▸ WRITTEN EXERCISE
Filter the entries, keeping every line with the word "information".

Start

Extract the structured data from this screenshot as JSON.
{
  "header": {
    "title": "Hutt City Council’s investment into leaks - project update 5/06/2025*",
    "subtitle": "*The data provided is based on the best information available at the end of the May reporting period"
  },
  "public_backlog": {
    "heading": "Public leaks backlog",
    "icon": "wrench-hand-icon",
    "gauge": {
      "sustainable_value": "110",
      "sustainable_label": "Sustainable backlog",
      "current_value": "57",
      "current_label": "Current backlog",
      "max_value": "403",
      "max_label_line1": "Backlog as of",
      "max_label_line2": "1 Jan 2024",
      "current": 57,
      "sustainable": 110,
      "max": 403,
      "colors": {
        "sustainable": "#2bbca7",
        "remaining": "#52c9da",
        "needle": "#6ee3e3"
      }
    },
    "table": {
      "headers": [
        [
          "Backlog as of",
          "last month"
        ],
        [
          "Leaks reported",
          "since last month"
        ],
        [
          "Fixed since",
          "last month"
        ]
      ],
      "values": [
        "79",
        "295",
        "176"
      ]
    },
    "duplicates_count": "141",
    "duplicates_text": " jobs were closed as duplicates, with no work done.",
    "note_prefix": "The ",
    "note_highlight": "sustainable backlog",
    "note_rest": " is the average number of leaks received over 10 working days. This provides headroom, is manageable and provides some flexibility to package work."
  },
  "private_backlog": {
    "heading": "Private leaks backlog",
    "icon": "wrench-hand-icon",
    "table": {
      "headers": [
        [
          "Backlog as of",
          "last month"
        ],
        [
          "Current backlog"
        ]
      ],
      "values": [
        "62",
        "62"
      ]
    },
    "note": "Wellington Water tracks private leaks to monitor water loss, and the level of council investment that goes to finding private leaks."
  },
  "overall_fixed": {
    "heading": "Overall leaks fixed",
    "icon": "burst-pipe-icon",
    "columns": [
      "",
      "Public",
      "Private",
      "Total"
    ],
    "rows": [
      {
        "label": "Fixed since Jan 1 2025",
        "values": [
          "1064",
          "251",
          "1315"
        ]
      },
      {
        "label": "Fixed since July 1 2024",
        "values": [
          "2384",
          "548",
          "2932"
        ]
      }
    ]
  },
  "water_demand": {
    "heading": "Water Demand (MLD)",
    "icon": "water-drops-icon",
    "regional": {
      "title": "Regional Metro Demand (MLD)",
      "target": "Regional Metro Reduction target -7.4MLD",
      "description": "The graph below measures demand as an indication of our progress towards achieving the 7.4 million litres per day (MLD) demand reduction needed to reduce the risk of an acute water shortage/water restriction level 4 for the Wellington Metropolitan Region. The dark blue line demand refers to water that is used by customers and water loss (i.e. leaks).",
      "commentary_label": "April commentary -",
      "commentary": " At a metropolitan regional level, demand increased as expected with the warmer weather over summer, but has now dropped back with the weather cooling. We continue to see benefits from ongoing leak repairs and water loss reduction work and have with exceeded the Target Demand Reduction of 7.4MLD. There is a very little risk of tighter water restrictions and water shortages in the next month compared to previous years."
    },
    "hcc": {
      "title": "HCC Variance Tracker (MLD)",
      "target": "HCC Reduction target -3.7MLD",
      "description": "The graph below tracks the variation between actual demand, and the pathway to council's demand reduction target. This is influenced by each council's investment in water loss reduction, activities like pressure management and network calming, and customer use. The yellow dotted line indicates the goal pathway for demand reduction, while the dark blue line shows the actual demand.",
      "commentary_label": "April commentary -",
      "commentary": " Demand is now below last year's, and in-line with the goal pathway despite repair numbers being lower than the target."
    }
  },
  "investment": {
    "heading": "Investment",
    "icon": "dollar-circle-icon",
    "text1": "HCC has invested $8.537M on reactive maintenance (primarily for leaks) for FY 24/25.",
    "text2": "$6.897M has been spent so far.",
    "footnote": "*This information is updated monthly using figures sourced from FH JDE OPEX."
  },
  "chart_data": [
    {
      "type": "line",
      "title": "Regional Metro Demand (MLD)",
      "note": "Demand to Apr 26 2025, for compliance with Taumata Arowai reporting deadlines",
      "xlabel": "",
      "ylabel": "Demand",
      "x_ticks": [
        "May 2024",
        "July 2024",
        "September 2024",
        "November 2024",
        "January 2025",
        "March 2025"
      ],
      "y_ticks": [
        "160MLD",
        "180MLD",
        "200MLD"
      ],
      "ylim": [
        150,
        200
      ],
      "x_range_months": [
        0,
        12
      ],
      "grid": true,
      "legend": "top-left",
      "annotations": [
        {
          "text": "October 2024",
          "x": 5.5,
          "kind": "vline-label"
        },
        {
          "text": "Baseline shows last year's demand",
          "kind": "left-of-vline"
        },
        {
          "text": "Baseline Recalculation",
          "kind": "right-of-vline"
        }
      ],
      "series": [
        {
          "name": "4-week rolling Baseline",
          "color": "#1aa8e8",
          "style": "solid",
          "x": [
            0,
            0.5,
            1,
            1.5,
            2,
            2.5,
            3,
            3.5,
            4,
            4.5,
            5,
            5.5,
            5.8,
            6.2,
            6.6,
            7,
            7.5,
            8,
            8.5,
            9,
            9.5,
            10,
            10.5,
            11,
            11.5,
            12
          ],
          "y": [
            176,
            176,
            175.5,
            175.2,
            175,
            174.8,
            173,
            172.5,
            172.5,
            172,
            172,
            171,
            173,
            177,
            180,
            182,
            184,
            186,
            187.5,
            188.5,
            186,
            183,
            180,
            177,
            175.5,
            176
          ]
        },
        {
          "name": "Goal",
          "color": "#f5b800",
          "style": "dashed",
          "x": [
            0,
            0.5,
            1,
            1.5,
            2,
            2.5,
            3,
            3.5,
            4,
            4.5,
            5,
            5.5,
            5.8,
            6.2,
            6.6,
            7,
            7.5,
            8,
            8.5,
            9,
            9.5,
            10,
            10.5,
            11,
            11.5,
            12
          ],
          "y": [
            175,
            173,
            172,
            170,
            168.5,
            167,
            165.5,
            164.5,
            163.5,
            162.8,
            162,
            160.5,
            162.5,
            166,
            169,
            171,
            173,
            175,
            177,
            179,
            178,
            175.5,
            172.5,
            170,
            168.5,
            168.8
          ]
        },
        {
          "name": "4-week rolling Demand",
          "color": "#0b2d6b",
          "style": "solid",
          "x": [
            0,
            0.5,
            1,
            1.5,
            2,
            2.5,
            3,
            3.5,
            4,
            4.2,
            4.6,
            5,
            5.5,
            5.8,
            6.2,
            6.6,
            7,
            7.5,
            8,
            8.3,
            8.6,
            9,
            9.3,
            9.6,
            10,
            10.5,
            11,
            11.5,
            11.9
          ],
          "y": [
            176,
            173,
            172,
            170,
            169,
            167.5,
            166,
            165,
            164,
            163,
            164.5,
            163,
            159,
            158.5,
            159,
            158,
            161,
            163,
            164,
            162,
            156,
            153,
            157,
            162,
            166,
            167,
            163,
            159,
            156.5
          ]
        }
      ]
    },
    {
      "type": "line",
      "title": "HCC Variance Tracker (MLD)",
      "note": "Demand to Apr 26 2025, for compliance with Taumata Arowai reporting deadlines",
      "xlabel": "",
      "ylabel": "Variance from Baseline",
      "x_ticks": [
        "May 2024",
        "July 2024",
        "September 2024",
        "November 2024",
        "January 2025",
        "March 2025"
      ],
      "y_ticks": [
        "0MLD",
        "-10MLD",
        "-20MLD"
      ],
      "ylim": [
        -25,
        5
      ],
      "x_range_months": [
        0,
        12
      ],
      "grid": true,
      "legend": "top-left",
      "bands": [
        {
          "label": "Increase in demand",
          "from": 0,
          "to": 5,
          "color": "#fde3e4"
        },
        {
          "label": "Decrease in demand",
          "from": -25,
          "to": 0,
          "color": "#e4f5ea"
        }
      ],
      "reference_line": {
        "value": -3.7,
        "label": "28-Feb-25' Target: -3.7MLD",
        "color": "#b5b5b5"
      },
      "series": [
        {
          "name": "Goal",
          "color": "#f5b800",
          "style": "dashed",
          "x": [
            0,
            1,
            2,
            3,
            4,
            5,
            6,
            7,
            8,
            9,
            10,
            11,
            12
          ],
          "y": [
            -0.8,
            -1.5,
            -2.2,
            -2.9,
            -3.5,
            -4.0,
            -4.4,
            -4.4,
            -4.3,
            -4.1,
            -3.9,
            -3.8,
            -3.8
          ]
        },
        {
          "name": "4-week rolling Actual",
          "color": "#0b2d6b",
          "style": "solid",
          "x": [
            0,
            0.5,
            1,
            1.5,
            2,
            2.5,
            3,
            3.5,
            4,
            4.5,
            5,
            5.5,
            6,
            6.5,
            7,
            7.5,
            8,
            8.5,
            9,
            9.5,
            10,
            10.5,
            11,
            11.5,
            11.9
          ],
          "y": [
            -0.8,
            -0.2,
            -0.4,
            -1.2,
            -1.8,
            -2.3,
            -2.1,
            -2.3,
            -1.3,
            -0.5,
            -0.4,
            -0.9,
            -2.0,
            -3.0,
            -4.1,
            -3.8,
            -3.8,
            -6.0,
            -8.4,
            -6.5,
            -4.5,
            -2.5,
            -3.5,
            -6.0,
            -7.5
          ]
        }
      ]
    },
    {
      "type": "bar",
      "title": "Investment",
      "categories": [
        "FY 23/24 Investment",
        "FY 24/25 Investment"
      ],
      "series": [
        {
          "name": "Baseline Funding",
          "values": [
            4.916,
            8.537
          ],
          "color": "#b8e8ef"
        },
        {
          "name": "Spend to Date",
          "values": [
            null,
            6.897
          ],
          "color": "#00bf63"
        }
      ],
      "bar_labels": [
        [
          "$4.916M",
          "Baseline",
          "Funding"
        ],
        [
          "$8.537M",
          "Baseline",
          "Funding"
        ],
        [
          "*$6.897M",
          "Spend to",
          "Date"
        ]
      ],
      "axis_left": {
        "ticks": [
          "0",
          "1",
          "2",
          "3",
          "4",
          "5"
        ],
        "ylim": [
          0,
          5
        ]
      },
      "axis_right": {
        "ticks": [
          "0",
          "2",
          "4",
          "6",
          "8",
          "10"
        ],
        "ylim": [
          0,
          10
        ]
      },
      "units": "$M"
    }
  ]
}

End

▸ ANSWER TO THIS PROBLEM
    "subtitle": "*The data provided is based on the best information available at the end of the May reporting period"
    "footnote": "*This information is updated monthly using figures sourced from FH JDE OPEX."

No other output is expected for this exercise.